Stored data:
## begin
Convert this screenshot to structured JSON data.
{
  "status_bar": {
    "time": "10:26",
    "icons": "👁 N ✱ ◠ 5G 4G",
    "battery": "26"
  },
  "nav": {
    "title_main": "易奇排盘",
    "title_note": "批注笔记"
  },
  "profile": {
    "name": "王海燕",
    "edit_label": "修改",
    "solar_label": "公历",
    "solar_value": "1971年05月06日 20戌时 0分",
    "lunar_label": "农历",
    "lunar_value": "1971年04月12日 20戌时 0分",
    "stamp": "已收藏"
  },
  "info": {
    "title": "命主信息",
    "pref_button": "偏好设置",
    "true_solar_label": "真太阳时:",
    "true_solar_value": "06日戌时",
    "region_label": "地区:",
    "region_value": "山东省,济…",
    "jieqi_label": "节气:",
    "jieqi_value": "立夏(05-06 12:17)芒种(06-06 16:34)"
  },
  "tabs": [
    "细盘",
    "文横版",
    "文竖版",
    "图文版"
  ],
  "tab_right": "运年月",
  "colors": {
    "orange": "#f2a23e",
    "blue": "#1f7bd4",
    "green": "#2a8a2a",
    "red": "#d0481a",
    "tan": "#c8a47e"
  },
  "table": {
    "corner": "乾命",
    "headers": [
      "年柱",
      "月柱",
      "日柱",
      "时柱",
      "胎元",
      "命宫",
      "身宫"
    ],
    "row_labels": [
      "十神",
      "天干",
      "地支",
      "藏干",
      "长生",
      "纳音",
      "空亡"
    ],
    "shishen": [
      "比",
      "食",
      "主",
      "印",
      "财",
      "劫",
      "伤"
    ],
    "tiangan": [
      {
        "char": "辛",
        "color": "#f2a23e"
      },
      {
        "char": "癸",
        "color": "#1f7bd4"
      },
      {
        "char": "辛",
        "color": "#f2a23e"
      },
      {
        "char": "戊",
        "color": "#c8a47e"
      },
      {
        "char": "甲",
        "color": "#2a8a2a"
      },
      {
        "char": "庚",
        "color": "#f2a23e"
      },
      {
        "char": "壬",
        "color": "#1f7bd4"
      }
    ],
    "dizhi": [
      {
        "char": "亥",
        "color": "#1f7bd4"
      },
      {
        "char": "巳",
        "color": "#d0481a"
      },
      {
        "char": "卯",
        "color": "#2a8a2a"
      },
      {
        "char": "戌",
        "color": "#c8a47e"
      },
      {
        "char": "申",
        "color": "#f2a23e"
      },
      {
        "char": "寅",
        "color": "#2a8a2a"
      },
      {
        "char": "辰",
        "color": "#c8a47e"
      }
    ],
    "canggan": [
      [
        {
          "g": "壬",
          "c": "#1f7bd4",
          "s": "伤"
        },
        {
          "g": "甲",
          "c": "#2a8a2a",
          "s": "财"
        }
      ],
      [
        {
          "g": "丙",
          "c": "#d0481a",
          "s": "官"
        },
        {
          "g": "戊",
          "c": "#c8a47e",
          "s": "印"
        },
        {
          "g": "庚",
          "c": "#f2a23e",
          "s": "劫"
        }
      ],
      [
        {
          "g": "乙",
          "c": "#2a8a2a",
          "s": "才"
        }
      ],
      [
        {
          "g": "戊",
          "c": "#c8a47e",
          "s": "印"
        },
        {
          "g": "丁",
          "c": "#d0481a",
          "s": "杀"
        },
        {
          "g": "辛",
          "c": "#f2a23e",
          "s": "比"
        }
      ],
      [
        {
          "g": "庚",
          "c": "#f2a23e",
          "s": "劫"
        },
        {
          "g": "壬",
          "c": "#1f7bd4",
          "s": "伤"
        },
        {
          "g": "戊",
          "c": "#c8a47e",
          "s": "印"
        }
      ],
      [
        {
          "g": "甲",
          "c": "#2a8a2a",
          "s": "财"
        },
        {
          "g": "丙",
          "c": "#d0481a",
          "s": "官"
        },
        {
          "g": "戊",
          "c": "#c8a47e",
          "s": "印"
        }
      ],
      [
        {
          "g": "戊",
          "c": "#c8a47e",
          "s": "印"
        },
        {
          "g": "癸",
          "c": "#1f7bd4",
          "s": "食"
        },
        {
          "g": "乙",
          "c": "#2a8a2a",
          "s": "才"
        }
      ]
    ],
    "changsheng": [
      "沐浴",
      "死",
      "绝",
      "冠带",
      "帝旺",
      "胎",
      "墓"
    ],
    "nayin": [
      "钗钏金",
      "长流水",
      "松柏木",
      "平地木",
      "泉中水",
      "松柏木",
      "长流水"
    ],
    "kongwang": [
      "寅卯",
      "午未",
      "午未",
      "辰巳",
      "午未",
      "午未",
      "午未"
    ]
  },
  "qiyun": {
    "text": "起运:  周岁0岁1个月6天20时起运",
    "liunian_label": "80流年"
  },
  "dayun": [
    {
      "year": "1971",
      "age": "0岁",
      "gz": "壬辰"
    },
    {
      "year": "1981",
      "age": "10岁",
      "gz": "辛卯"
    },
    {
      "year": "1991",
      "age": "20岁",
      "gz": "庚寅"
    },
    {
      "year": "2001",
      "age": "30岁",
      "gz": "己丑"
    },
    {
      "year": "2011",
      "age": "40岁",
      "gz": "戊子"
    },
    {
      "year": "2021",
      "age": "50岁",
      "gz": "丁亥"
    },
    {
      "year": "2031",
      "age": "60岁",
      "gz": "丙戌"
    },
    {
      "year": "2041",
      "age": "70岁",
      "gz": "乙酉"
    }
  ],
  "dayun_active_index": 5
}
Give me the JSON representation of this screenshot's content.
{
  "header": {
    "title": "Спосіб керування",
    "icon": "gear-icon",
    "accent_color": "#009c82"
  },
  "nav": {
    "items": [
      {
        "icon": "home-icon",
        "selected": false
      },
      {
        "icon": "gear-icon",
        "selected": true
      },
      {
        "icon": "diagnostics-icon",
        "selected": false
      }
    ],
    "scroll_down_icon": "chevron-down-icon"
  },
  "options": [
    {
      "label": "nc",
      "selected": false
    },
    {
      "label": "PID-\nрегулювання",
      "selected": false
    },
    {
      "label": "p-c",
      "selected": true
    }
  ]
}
## end
(Exercise objective): Print the entries exactly. Include every one.

(Response):
Convert this screenshot to structured JSON data.
{
  "status_bar": {
    "time": "10:26",
    "icons": "👁 N ✱ ◠ 5G 4G",
    "battery": "26"
  },
  "nav": {
    "title_main": "易奇排盘",
    "title_note": "批注笔记"
  },
  "profile": {
    "name": "王海燕",
    "edit_label": "修改",
    "solar_label": "公历",
    "solar_value": "1971年05月06日 20戌时 0分",
    "lunar_label": "农历",
    "lunar_value": "1971年04月12日 20戌时 0分",
    "stamp": "已收藏"
  },
  "info": {
    "title": "命主信息",
    "pref_button": "偏好设置",
    "true_solar_label": "真太阳时:",
    "true_solar_value": "06日戌时",
    "region_label": "地区:",
    "region_value": "山东省,济…",
    "jieqi_label": "节气:",
    "jieqi_value": "立夏(05-06 12:17)芒种(06-06 16:34)"
  },
  "tabs": [
    "细盘",
    "文横版",
    "文竖版",
    "图文版"
  ],
  "tab_right": "运年月",
  "colors": {
    "orange": "#f2a23e",
    "blue": "#1f7bd4",
    "green": "#2a8a2a",
    "red": "#d0481a",
    "tan": "#c8a47e"
  },
  "table": {
    "corner": "乾命",
    "headers": [
      "年柱",
      "月柱",
      "日柱",
      "时柱",
      "胎元",
      "命宫",
      "身宫"
    ],
    "row_labels": [
      "十神",
      "天干",
      "地支",
      "藏干",
      "长生",
      "纳音",
      "空亡"
    ],
    "shishen": [
      "比",
      "食",
      "主",
      "印",
      "财",
      "劫",
      "伤"
    ],
    "tiangan": [
      {
        "char": "辛",
        "color": "#f2a23e"
      },
      {
        "char": "癸",
        "color": "#1f7bd4"
      },
      {
        "char": "辛",
        "color": "#f2a23e"
      },
      {
        "char": "戊",
        "color": "#c8a47e"
      },
      {
        "char": "甲",
        "color": "#2a8a2a"
      },
      {
        "char": "庚",
        "color": "#f2a23e"
      },
      {
        "char": "壬",
        "color": "#1f7bd4"
      }
    ],
    "dizhi": [
      {
        "char": "亥",
        "color": "#1f7bd4"
      },
      {
        "char": "巳",
        "color": "#d0481a"
      },
      {
        "char": "卯",
        "color": "#2a8a2a"
      },
      {
        "char": "戌",
        "color": "#c8a47e"
      },
      {
        "char": "申",
        "color": "#f2a23e"
      },
      {
        "char": "寅",
        "color": "#2a8a2a"
      },
      {
        "char": "辰",
        "color": "#c8a47e"
      }
    ],
    "canggan": [
      [
        {
          "g": "壬",
          "c": "#1f7bd4",
          "s": "伤"
        },
        {
          "g": "甲",
          "c": "#2a8a2a",
          "s": "财"
        }
      ],
      [
        {
          "g": "丙",
          "c": "#d0481a",
          "s": "官"
        },
        {
          "g": "戊",
          "c": "#c8a47e",
          "s": "印"
        },
        {
          "g": "庚",
          "c": "#f2a23e",
          "s": "劫"
        }
      ],
      [
        {
          "g": "乙",
          "c": "#2a8a2a",
          "s": "才"
        }
      ],
      [
        {
          "g": "戊",
          "c": "#c8a47e",
          "s": "印"
        },
        {
          "g": "丁",
          "c": "#d0481a",
          "s": "杀"
        },
        {
          "g": "辛",
          "c": "#f2a23e",
          "s": "比"
        }
      ],
      [
        {
          "g": "庚",
          "c": "#f2a23e",
          "s": "劫"
        },
        {
          "g": "壬",
          "c": "#1f7bd4",
          "s": "伤"
        },
        {
          "g": "戊",
          "c": "#c8a47e",
          "s": "印"
        }
      ],
      [
        {
          "g": "甲",
          "c": "#2a8a2a",
          "s": "财"
        },
        {
          "g": "丙",
          "c": "#d0481a",
          "s": "官"
        },
        {
          "g": "戊",
          "c": "#c8a47e",
          "s": "印"
        }
      ],
      [
        {
          "g": "戊",
          "c": "#c8a47e",
          "s": "印"
        },
        {
          "g": "癸",
          "c": "#1f7bd4",
          "s": "食"
        },
        {
          "g": "乙",
          "c": "#2a8a2a",
          "s": "才"
        }
      ]
    ],
    "changsheng": [
      "沐浴",
      "死",
      "绝",
      "冠带",
      "帝旺",
      "胎",
      "墓"
    ],
    "nayin": [
      "钗钏金",
      "长流水",
      "松柏木",
      "平地木",
      "泉中水",
      "松柏木",
      "长流水"
    ],
    "kongwang": [
      "寅卯",
      "午未",
      "午未",
      "辰巳",
      "午未",
      "午未",
      "午未"
    ]
  },
  "qiyun": {
    "text": "起运:  周岁0岁1个月6天20时起运",
    "liunian_label": "80流年"
  },
  "dayun": [
    {
      "year": "1971",
      "age": "0岁",
      "gz": "壬辰"
    },
    {
      "year": "1981",
      "age": "10岁",
      "gz": "辛卯"
    },
    {
      "year": "1991",
      "age": "20岁",
      "gz": "庚寅"
    },
    {
      "year": "2001",
      "age": "30岁",
      "gz": "己丑"
    },
    {
      "year": "2011",
      "age": "40岁",
      "gz": "戊子"
    },
    {
      "year": "2021",
      "age": "50岁",
      "gz": "丁亥"
    },
    {
      "year": "2031",
      "age": "60岁",
      "gz": "丙戌"
    },
    {
      "year": "2041",
      "age": "70岁",
      "gz": "乙酉"
    }
  ],
  "dayun_active_index": 5
}
Give me the JSON representation of this screenshot's content.
{
  "header": {
    "title": "Спосіб керування",
    "icon": "gear-icon",
    "accent_color": "#009c82"
  },
  "nav": {
    "items": [
      {
        "icon": "home-icon",
        "selected": false
      },
      {
        "icon": "gear-icon",
        "selected": true
      },
      {
        "icon": "diagnostics-icon",
        "selected": false
      }
    ],
    "scroll_down_icon": "chevron-down-icon"
  },
  "options": [
    {
      "label": "nc",
      "selected": false
    },
    {
      "label": "PID-\nрегулювання",
      "selected": false
    },
    {
      "label": "p-c",
      "selected": true
    }
  ]
}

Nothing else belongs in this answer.